Stored data =

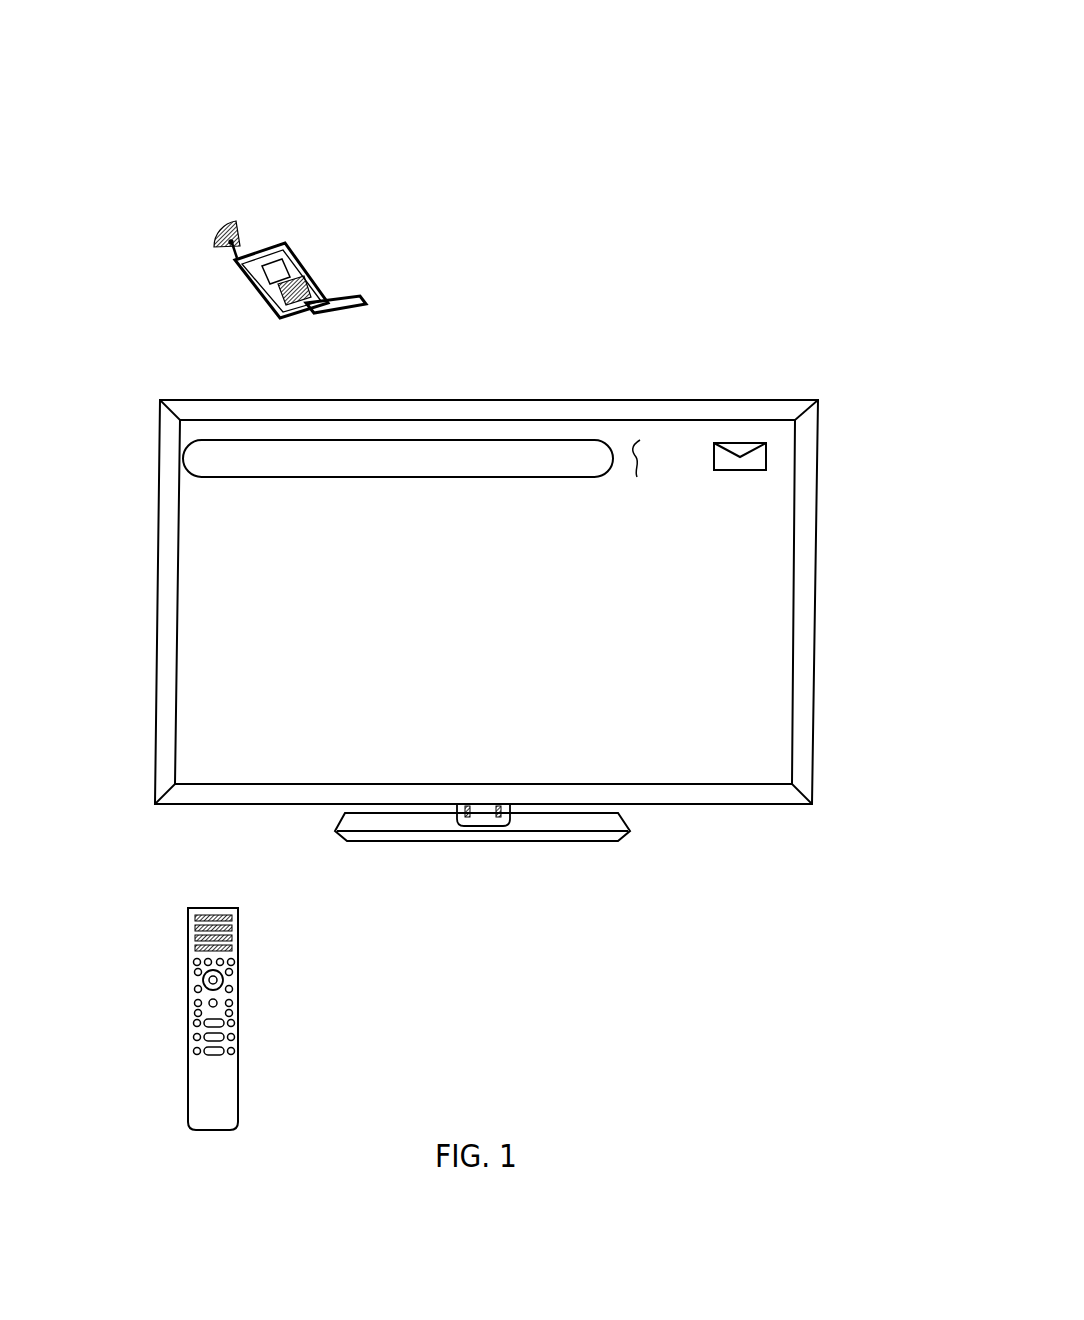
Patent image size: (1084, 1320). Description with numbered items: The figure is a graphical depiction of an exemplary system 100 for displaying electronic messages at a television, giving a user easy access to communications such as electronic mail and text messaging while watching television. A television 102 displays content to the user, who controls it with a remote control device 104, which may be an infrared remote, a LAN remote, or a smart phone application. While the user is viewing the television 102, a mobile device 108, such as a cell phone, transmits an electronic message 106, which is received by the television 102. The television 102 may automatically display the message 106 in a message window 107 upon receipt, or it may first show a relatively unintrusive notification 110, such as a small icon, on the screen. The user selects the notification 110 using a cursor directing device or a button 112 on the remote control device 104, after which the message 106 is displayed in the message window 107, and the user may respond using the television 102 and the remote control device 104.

The system 100 is at (168, 95).
The television 102 is at (813, 752).
The remote control device 104 is at (190, 1094).
The electronic message 106 is at (645, 456).
The message window 107 is at (183, 458).
The mobile device 108 is at (317, 276).
The notification 110 is at (766, 456).
The button 112 is at (203, 978).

What is being asked =
Retype every row above verbatim, character for character, omitting the pictures.

Answer to this exercise =
Patent image size: (1084, 1320). Description with numbered items: The figure is a graphical depiction of an exemplary system 100 for displaying electronic messages at a television, giving a user easy access to communications such as electronic mail and text messaging while watching television. A television 102 displays content to the user, who controls it with a remote control device 104, which may be an infrared remote, a LAN remote, or a smart phone application. While the user is viewing the television 102, a mobile device 108, such as a cell phone, transmits an electronic message 106, which is received by the television 102. The television 102 may automatically display the message 106 in a message window 107 upon receipt, or it may first show a relatively unintrusive notification 110, such as a small icon, on the screen. The user selects the notification 110 using a cursor directing device or a button 112 on the remote control device 104, after which the message 106 is displayed in the message window 107, and the user may respond using the television 102 and the remote control device 104.

The system 100 is at (168, 95).
The television 102 is at (813, 752).
The remote control device 104 is at (190, 1094).
The electronic message 106 is at (645, 456).
The message window 107 is at (183, 458).
The mobile device 108 is at (317, 276).
The notification 110 is at (766, 456).
The button 112 is at (203, 978).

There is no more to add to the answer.